任务说明 -> 重新写出选文中的一段，从含有“引入 Sentinel 带来的性能损耗非常小。只有在业务单机量级超过”的那几个字开始，到“直接拒绝模式:即超出的请求直接拒绝。”为止，并把其中每一处“QPS”替换为“TPS”。

选文 ->
..............................
1、轻量级和高性能
Sentinel 作为一个功能完备的高可用流量管控组件,其核心 sentinel-core 没有任何多余依赖,打包后只有不到 200 KB,非常轻量级。开发者可以放心地引入 sentinel-core 而不需担心依赖问题。同时,Sentinel 提供了多种扩展点,用户可以很方便地根据需求去进行扩展,并且无缝地切合到 Sentinel 中。
引入 Sentinel 带来的性能损耗非常小。只有在业务单机量级超过 25W QPS 的时候才会有一些显著的影响(5% - 10% 左右),单机 QPS 不太大的时候损耗几乎可以忽略不计。
2、流量控制
Sentinel 可以针对不同的调用关系,以不同的运行指标(如 QPS、并发调用数、系统负载等)为基准,对资源调用进行流量控制,将随机的请求调整成合适的形状。
Sentinel 支持多样化的流量整形策略,在 QPS 过高的时候可以自动将流量调整成合适的形状。常用的有:
直接拒绝模式:即超出的请求直接拒绝。
慢启动预热模式:当流量激增的时候,控制流量通过的速率,让通过的流量缓慢增加,在一定时间内逐渐增加到阈值上限,给冷系统一个预热的时间,避免冷系统被压垮。
匀速器模式:利用 Leaky Bucket 算法实现的匀速模式,严格控制了请求通过的时间间隔,同时堆积的请求将会排队,超过超时时长的请求直接被拒绝。Sentinel 还支持基于调用关系的限流,包括基于调用方限流、基于调用链入口限流、关联流量限流等,依托于 Sentinel 强大的调用链路统计信息,可以提供精准的不同维度的限流。
..............................
记录摘录 ->
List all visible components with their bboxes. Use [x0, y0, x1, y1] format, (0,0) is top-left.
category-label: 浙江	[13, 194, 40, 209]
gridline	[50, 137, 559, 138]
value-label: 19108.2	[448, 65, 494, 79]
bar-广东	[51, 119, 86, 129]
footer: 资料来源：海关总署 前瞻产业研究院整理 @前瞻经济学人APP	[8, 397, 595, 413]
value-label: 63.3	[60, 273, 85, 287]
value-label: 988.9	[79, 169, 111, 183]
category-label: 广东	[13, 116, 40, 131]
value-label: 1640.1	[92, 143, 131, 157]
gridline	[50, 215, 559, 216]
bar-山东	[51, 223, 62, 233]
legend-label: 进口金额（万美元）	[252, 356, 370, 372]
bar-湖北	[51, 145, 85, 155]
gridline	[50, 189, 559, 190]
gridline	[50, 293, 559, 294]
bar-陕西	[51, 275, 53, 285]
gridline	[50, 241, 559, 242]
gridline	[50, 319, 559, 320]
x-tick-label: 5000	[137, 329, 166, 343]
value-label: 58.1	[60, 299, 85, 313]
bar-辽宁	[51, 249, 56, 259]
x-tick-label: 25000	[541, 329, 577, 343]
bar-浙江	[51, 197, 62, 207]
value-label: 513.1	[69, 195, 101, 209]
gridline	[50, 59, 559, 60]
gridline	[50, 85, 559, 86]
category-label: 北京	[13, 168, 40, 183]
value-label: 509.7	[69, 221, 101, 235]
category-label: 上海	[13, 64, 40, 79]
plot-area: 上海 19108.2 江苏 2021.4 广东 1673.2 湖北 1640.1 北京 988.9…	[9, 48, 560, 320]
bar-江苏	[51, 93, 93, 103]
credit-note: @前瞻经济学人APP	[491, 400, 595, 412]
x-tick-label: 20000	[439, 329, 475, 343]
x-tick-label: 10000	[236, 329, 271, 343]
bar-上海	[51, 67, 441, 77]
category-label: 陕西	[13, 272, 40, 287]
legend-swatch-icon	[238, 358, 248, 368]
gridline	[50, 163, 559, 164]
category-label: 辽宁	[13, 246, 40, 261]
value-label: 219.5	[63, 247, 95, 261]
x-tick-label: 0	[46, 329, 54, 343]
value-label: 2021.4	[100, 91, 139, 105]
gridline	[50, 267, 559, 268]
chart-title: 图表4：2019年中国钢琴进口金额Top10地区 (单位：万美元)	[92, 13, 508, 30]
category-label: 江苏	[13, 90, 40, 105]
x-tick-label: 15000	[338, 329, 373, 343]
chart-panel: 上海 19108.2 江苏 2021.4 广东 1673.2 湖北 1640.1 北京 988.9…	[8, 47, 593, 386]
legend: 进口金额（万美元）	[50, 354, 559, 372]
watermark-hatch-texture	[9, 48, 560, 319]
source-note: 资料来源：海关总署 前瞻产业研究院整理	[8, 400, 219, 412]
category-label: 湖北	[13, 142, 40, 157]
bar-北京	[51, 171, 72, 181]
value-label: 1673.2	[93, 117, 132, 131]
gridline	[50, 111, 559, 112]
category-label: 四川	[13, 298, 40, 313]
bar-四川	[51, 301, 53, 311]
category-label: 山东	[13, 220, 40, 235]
..............................
书面解答 ->
引入 Sentinel 带来的性能损耗非常小。只有在业务单机量级超过 25W TPS 的时候才会有一些显著的影响(5% - 10% 左右),单机 TPS 不太大的时候损耗几乎可以忽略不计。
2、流量控制
Sentinel 可以针对不同的调用关系,以不同的运行指标(如 TPS、并发调用数、系统负载等)为基准,对资源调用进行流量控制,将随机的请求调整成合适的形状。
Sentinel 支持多样化的流量整形策略,在 TPS 过高的时候可以自动将流量调整成合适的形状。常用的有:
直接拒绝模式:即超出的请求直接拒绝。